#### RECORDS FOR PROCESSING ####

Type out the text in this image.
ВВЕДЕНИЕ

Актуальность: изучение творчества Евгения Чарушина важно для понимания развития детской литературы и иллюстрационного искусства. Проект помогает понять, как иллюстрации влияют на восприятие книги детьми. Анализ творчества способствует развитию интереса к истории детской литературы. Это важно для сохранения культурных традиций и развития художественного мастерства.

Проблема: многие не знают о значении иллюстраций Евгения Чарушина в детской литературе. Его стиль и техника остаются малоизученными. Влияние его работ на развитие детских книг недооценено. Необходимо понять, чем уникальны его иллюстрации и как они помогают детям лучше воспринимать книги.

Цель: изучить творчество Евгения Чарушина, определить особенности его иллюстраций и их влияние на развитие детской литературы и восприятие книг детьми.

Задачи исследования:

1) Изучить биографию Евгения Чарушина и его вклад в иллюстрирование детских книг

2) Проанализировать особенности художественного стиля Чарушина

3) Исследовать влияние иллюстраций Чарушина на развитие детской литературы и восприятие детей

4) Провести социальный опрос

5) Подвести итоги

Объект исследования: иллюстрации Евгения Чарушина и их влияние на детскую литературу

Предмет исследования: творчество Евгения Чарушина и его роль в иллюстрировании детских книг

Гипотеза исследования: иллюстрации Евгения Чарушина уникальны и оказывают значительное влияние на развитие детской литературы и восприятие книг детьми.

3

####

AIM: Write out the full listing exactly as given.

SOLUTION:
Type out the text in this image.
ВВЕДЕНИЕ

Актуальность: изучение творчества Евгения Чарушина важно для понимания развития детской литературы и иллюстрационного искусства. Проект помогает понять, как иллюстрации влияют на восприятие книги детьми. Анализ творчества способствует развитию интереса к истории детской литературы. Это важно для сохранения культурных традиций и развития художественного мастерства.

Проблема: многие не знают о значении иллюстраций Евгения Чарушина в детской литературе. Его стиль и техника остаются малоизученными. Влияние его работ на развитие детских книг недооценено. Необходимо понять, чем уникальны его иллюстрации и как они помогают детям лучше воспринимать книги.

Цель: изучить творчество Евгения Чарушина, определить особенности его иллюстраций и их влияние на развитие детской литературы и восприятие книг детьми.

Задачи исследования:

1) Изучить биографию Евгения Чарушина и его вклад в иллюстрирование детских книг

2) Проанализировать особенности художественного стиля Чарушина

3) Исследовать влияние иллюстраций Чарушина на развитие детской литературы и восприятие детей

4) Провести социальный опрос

5) Подвести итоги

Объект исследования: иллюстрации Евгения Чарушина и их влияние на детскую литературу

Предмет исследования: творчество Евгения Чарушина и его роль в иллюстрировании детских книг

Гипотеза исследования: иллюстрации Евгения Чарушина уникальны и оказывают значительное влияние на развитие детской литературы и восприятие книг детьми.

3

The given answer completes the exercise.